[Figure collection entries]
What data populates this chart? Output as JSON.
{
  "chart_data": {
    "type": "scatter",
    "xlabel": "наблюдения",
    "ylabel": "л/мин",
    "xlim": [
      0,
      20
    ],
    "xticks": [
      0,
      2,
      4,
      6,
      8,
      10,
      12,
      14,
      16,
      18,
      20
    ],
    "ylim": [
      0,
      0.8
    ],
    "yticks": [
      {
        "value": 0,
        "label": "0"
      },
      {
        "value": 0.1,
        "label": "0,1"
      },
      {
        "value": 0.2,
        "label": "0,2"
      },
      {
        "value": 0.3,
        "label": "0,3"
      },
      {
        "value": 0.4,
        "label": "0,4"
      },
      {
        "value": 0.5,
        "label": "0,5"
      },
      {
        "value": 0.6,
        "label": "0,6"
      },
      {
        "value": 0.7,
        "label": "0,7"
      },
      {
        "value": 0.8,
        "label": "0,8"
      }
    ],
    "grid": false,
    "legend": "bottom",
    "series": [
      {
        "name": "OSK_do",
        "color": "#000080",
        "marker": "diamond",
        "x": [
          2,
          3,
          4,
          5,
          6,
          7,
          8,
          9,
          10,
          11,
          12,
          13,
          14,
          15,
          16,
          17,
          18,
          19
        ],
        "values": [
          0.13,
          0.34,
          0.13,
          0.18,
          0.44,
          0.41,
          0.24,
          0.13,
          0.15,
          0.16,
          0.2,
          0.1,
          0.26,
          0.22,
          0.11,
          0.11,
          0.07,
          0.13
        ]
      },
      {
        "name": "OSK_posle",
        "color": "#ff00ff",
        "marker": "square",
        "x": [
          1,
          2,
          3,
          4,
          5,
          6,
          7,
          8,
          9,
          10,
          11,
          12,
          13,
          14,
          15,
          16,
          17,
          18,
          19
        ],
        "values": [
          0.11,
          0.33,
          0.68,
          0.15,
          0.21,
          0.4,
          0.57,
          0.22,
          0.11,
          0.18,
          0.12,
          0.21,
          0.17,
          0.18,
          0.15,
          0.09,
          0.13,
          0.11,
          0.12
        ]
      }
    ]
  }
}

• _WHAT YOU NEED TO DO_: Print the material verbatim, all of it.

• _THE ANSWER_:
What data populates this chart? Output as JSON.
{
  "chart_data": {
    "type": "scatter",
    "xlabel": "наблюдения",
    "ylabel": "л/мин",
    "xlim": [
      0,
      20
    ],
    "xticks": [
      0,
      2,
      4,
      6,
      8,
      10,
      12,
      14,
      16,
      18,
      20
    ],
    "ylim": [
      0,
      0.8
    ],
    "yticks": [
      {
        "value": 0,
        "label": "0"
      },
      {
        "value": 0.1,
        "label": "0,1"
      },
      {
        "value": 0.2,
        "label": "0,2"
      },
      {
        "value": 0.3,
        "label": "0,3"
      },
      {
        "value": 0.4,
        "label": "0,4"
      },
      {
        "value": 0.5,
        "label": "0,5"
      },
      {
        "value": 0.6,
        "label": "0,6"
      },
      {
        "value": 0.7,
        "label": "0,7"
      },
      {
        "value": 0.8,
        "label": "0,8"
      }
    ],
    "grid": false,
    "legend": "bottom",
    "series": [
      {
        "name": "OSK_do",
        "color": "#000080",
        "marker": "diamond",
        "x": [
          2,
          3,
          4,
          5,
          6,
          7,
          8,
          9,
          10,
          11,
          12,
          13,
          14,
          15,
          16,
          17,
          18,
          19
        ],
        "values": [
          0.13,
          0.34,
          0.13,
          0.18,
          0.44,
          0.41,
          0.24,
          0.13,
          0.15,
          0.16,
          0.2,
          0.1,
          0.26,
          0.22,
          0.11,
          0.11,
          0.07,
          0.13
        ]
      },
      {
        "name": "OSK_posle",
        "color": "#ff00ff",
        "marker": "square",
        "x": [
          1,
          2,
          3,
          4,
          5,
          6,
          7,
          8,
          9,
          10,
          11,
          12,
          13,
          14,
          15,
          16,
          17,
          18,
          19
        ],
        "values": [
          0.11,
          0.33,
          0.68,
          0.15,
          0.21,
          0.4,
          0.57,
          0.22,
          0.11,
          0.18,
          0.12,
          0.21,
          0.17,
          0.18,
          0.15,
          0.09,
          0.13,
          0.11,
          0.12
        ]
      }
    ]
  }
}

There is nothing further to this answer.